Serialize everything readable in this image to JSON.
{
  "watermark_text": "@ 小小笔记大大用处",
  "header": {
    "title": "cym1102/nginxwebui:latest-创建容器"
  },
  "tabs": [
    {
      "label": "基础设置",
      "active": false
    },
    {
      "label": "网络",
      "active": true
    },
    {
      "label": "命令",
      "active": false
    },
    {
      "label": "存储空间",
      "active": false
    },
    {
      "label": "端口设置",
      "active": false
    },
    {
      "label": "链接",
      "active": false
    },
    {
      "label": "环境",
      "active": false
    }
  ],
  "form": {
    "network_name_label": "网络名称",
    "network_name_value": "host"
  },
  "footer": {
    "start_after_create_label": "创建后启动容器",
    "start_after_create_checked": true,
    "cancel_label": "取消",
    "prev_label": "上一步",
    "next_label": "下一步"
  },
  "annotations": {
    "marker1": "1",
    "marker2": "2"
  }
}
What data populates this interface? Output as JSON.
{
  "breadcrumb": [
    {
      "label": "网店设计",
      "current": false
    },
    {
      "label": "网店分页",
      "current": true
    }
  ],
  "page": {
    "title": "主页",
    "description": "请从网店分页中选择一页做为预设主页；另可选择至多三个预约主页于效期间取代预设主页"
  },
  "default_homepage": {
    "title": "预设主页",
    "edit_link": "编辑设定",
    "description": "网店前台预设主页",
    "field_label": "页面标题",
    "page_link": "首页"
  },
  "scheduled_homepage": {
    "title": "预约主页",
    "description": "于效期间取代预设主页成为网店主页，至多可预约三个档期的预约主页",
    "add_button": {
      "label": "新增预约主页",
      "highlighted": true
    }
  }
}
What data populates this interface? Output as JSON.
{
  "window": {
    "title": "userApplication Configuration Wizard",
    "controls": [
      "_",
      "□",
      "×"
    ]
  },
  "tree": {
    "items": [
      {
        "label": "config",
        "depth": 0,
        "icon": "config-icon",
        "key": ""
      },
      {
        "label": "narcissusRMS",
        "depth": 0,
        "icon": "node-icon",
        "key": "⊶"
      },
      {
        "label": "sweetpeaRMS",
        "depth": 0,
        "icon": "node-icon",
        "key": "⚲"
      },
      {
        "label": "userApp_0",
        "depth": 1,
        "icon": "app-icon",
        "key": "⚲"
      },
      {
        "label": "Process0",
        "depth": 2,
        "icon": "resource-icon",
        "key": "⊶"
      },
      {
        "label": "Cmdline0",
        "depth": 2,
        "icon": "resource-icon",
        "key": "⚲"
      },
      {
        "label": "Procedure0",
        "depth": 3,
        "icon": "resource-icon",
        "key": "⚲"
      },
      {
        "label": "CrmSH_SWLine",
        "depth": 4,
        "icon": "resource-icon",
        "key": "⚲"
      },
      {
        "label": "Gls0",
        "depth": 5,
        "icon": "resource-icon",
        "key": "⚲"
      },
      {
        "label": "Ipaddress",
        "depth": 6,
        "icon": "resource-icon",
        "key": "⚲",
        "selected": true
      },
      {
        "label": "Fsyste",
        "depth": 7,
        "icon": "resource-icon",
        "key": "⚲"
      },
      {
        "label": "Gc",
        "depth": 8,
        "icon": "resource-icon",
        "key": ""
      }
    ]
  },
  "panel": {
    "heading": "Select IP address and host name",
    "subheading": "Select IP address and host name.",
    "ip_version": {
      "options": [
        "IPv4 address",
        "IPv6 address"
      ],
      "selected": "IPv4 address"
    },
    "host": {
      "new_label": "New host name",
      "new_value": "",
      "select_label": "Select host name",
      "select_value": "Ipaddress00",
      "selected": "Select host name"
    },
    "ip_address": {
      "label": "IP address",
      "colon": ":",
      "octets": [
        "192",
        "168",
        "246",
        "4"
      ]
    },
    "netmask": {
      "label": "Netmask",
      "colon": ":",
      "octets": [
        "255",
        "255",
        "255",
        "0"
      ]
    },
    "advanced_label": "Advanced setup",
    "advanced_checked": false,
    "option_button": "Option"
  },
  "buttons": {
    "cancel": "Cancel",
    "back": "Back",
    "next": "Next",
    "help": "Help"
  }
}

| Instruction |
Print again each line of the listing above, exactly as it appears.

| Output of the task |
Serialize everything readable in this image to JSON.
{
  "watermark_text": "@ 小小笔记大大用处",
  "header": {
    "title": "cym1102/nginxwebui:latest-创建容器"
  },
  "tabs": [
    {
      "label": "基础设置",
      "active": false
    },
    {
      "label": "网络",
      "active": true
    },
    {
      "label": "命令",
      "active": false
    },
    {
      "label": "存储空间",
      "active": false
    },
    {
      "label": "端口设置",
      "active": false
    },
    {
      "label": "链接",
      "active": false
    },
    {
      "label": "环境",
      "active": false
    }
  ],
  "form": {
    "network_name_label": "网络名称",
    "network_name_value": "host"
  },
  "footer": {
    "start_after_create_label": "创建后启动容器",
    "start_after_create_checked": true,
    "cancel_label": "取消",
    "prev_label": "上一步",
    "next_label": "下一步"
  },
  "annotations": {
    "marker1": "1",
    "marker2": "2"
  }
}
What data populates this interface? Output as JSON.
{
  "breadcrumb": [
    {
      "label": "网店设计",
      "current": false
    },
    {
      "label": "网店分页",
      "current": true
    }
  ],
  "page": {
    "title": "主页",
    "description": "请从网店分页中选择一页做为预设主页；另可选择至多三个预约主页于效期间取代预设主页"
  },
  "default_homepage": {
    "title": "预设主页",
    "edit_link": "编辑设定",
    "description": "网店前台预设主页",
    "field_label": "页面标题",
    "page_link": "首页"
  },
  "scheduled_homepage": {
    "title": "预约主页",
    "description": "于效期间取代预设主页成为网店主页，至多可预约三个档期的预约主页",
    "add_button": {
      "label": "新增预约主页",
      "highlighted": true
    }
  }
}
What data populates this interface? Output as JSON.
{
  "window": {
    "title": "userApplication Configuration Wizard",
    "controls": [
      "_",
      "□",
      "×"
    ]
  },
  "tree": {
    "items": [
      {
        "label": "config",
        "depth": 0,
        "icon": "config-icon",
        "key": ""
      },
      {
        "label": "narcissusRMS",
        "depth": 0,
        "icon": "node-icon",
        "key": "⊶"
      },
      {
        "label": "sweetpeaRMS",
        "depth": 0,
        "icon": "node-icon",
        "key": "⚲"
      },
      {
        "label": "userApp_0",
        "depth": 1,
        "icon": "app-icon",
        "key": "⚲"
      },
      {
        "label": "Process0",
        "depth": 2,
        "icon": "resource-icon",
        "key": "⊶"
      },
      {
        "label": "Cmdline0",
        "depth": 2,
        "icon": "resource-icon",
        "key": "⚲"
      },
      {
        "label": "Procedure0",
        "depth": 3,
        "icon": "resource-icon",
        "key": "⚲"
      },
      {
        "label": "CrmSH_SWLine",
        "depth": 4,
        "icon": "resource-icon",
        "key": "⚲"
      },
      {
        "label": "Gls0",
        "depth": 5,
        "icon": "resource-icon",
        "key": "⚲"
      },
      {
        "label": "Ipaddress",
        "depth": 6,
        "icon": "resource-icon",
        "key": "⚲",
        "selected": true
      },
      {
        "label": "Fsyste",
        "depth": 7,
        "icon": "resource-icon",
        "key": "⚲"
      },
      {
        "label": "Gc",
        "depth": 8,
        "icon": "resource-icon",
        "key": ""
      }
    ]
  },
  "panel": {
    "heading": "Select IP address and host name",
    "subheading": "Select IP address and host name.",
    "ip_version": {
      "options": [
        "IPv4 address",
        "IPv6 address"
      ],
      "selected": "IPv4 address"
    },
    "host": {
      "new_label": "New host name",
      "new_value": "",
      "select_label": "Select host name",
      "select_value": "Ipaddress00",
      "selected": "Select host name"
    },
    "ip_address": {
      "label": "IP address",
      "colon": ":",
      "octets": [
        "192",
        "168",
        "246",
        "4"
      ]
    },
    "netmask": {
      "label": "Netmask",
      "colon": ":",
      "octets": [
        "255",
        "255",
        "255",
        "0"
      ]
    },
    "advanced_label": "Advanced setup",
    "advanced_checked": false,
    "option_button": "Option"
  },
  "buttons": {
    "cancel": "Cancel",
    "back": "Back",
    "next": "Next",
    "help": "Help"
  }
}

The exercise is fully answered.